Answer these questions about the ventilation post below:
1. In which city did the writer attend high school?
2. From what decade are the "modern" buildings the writer calls bad?
3. What was deleted from the plans of the Yale dormitory?

Start of SELECTED EXCERPT

TELECOM Digest OnLine - Sorted: Re: Pre A/C Central Office Ventilation?


Re: Pre A/C Central Office Ventilation?


mc (look@www.ai.uga.edu.for.address)
Thu, 13 Jul 2006 21:22:35 -0400

> older buildings had high ceilings and cross ventilation by design, plus
> awnings over windows to help. That might help the temperature, but
> high humidity?

I went to high school in such a building in Valdosta, Georgia. It
really isn't too bad. High ceilings and cross ventilation help a
*lot*, and due to thermal inertia, the day and night temperatures get
averaged, and the daytime temperature indoors is a good bit cooler
than outdoors in the middle of the day.

What's *bad* is "modern" (1960s) schools and other "modern" buildings
that were built without air conditioning. Somehow the architects just
forgot that they were building a kind of architecture that only worked
with air conditioning. The worst was a dormitory I lived in at Yale
(Helen Hadley Hall) whose central HVAC system was deleted from the
plans at the last minute. The place was hot for half of the year and
smelled bad all the time.

End of SELECTED EXCERPT
Start of SUPPLIED INFORMATION

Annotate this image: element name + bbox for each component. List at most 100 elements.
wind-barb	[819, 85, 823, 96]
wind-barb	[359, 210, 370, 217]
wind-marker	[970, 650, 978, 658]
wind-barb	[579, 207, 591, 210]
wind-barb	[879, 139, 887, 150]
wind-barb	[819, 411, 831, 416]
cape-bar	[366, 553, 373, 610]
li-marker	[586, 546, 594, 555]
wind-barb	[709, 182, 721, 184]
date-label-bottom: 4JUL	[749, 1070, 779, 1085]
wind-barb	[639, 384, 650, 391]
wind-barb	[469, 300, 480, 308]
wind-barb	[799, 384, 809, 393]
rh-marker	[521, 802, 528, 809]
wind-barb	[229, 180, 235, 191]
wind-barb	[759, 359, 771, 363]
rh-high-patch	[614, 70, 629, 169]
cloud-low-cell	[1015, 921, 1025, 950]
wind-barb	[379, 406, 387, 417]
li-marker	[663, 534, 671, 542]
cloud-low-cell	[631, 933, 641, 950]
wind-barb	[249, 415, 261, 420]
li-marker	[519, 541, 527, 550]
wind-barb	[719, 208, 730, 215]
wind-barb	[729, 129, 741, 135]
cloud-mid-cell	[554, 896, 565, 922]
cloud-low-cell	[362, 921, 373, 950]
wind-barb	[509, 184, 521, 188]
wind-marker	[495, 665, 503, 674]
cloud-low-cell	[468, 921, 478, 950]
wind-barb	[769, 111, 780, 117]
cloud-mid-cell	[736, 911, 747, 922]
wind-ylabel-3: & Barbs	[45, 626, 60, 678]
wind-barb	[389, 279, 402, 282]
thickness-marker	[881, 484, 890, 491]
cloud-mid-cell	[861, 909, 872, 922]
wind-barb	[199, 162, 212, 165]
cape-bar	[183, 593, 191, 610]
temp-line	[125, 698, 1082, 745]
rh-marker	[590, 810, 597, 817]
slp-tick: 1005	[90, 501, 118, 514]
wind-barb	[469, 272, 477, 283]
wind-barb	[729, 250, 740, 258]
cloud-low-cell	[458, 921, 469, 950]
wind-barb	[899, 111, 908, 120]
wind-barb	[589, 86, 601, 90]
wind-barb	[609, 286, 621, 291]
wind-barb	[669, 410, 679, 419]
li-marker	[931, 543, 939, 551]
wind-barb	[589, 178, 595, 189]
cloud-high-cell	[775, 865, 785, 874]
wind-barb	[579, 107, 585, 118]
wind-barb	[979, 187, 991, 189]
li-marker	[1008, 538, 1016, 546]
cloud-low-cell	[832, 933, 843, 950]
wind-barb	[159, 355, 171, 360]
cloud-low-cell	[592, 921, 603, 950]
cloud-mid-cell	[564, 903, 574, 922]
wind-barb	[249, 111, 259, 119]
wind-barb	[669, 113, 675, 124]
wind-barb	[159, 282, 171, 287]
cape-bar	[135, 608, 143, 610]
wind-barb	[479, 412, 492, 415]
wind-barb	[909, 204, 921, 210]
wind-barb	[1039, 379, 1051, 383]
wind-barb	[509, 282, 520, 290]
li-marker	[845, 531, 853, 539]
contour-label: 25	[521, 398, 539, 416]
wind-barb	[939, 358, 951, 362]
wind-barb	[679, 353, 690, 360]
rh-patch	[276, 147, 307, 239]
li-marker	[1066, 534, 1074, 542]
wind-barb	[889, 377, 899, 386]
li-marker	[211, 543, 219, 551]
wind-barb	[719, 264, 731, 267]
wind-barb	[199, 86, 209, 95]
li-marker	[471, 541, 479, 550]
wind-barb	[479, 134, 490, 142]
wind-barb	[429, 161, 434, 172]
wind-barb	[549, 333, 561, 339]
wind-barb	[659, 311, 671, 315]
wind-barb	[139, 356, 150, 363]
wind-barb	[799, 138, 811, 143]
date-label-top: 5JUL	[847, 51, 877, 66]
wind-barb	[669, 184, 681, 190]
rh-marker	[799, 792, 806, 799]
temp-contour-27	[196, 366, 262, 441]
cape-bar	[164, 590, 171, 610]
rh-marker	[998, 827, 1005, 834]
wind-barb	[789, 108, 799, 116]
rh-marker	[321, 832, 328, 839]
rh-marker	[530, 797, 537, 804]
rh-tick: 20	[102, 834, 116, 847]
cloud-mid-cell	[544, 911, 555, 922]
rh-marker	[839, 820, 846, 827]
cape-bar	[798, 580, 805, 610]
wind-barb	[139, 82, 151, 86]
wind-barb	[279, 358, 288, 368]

End of SUPPLIED INFORMATION

• REPLY
1. Valdosta, Georgia
2. The 1960s
3. Its central HVAC system